#### [ENTRIES SHOWN]
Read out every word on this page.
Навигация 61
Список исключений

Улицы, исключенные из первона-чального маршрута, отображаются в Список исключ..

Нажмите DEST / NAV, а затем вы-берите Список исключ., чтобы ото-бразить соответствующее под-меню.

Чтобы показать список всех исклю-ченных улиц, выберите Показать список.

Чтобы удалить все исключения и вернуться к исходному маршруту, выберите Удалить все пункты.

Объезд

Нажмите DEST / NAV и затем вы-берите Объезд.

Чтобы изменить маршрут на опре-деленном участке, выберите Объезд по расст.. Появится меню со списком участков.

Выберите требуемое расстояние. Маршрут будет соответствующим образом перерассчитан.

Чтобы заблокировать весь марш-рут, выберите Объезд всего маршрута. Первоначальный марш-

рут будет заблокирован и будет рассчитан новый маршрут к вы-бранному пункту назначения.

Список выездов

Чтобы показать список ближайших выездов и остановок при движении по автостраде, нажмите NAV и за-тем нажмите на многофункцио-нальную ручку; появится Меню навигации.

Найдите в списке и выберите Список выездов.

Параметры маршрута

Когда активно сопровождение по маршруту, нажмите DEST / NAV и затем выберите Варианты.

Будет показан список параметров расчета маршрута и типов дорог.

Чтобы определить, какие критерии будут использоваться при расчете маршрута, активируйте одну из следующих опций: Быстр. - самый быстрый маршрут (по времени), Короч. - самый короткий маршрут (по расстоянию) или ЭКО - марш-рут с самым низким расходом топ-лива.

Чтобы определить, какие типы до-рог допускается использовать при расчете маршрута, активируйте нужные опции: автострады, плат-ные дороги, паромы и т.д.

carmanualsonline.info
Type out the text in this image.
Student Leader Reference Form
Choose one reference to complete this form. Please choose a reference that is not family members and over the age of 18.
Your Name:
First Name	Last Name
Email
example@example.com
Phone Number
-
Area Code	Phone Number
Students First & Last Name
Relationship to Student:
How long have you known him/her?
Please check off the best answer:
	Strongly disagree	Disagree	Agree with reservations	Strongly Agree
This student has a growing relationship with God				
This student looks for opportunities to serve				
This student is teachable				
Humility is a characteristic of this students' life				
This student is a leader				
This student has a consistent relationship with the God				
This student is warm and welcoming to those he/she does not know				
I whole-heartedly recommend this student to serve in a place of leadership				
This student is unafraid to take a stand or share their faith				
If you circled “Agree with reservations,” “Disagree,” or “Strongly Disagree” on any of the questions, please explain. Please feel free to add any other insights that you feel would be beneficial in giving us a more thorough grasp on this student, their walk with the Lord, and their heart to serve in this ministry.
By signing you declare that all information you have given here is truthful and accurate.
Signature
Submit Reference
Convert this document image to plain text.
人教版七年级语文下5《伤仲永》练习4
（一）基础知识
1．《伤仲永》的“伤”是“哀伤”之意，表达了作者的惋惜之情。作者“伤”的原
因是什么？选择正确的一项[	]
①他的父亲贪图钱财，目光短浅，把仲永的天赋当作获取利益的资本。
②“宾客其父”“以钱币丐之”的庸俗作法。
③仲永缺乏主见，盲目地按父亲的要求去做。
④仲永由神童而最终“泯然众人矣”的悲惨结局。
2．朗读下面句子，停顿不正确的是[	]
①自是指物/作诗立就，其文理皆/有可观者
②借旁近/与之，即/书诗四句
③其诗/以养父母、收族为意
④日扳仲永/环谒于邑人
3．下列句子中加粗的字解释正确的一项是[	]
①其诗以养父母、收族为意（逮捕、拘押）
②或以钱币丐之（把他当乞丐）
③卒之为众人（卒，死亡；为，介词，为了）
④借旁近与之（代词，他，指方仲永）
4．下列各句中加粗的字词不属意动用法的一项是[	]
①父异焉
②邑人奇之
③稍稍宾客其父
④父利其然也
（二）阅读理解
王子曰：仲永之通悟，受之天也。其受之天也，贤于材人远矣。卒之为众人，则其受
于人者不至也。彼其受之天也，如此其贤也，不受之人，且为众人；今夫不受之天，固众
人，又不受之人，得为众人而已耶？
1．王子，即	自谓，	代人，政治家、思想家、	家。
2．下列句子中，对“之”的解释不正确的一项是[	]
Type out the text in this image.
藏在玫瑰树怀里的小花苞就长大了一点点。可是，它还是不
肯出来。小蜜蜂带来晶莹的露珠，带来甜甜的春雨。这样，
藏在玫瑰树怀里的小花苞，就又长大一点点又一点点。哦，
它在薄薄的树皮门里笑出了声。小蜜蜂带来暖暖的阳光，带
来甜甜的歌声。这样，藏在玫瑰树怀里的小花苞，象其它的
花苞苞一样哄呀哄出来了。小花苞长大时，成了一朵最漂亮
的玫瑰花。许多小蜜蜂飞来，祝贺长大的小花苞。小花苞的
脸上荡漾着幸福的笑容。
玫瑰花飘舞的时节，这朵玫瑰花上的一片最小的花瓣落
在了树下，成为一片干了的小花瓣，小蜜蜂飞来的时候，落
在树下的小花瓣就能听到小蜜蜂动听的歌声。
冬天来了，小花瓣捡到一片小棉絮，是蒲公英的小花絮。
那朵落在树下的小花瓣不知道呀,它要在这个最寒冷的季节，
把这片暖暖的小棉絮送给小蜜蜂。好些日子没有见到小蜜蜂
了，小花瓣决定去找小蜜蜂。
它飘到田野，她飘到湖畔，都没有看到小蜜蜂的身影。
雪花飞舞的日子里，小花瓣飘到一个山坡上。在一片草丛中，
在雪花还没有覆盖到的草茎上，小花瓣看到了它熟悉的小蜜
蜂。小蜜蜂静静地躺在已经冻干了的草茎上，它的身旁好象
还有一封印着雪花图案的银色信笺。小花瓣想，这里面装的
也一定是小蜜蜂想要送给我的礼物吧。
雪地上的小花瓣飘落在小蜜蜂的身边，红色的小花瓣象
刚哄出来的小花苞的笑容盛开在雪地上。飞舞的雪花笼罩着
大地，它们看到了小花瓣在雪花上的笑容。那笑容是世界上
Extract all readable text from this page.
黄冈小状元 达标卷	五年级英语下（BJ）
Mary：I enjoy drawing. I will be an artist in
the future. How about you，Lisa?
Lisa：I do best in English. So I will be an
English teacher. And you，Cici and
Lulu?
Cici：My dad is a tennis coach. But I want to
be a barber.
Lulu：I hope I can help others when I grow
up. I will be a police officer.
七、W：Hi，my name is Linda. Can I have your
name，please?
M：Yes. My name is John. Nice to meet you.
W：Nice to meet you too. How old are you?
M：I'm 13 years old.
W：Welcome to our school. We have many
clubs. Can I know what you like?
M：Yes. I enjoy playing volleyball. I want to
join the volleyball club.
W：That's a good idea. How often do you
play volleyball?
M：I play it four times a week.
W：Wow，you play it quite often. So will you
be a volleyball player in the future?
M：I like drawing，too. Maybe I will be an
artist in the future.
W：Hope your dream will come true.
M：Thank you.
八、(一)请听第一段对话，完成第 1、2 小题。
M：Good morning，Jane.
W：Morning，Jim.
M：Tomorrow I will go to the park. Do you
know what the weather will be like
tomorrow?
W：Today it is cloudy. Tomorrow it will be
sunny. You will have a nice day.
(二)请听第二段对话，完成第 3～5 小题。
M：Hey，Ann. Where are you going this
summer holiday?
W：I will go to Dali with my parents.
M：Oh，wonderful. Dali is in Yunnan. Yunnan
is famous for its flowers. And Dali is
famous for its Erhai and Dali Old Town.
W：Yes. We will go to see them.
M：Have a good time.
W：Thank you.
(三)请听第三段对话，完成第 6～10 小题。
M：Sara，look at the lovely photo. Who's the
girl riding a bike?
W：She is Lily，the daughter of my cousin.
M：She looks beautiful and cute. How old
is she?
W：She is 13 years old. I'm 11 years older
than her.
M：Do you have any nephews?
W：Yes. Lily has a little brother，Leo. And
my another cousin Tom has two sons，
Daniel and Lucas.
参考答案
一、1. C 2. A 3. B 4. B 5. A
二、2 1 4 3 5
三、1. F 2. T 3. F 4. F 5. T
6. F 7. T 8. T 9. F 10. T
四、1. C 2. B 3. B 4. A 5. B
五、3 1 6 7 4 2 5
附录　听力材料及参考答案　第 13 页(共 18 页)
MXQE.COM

#### [TASK OBJECTIVE]
Every line of the listing that holds "Number" should be found and copied.

#### [TASK RESULT]
Phone Number
Area Code	Phone Number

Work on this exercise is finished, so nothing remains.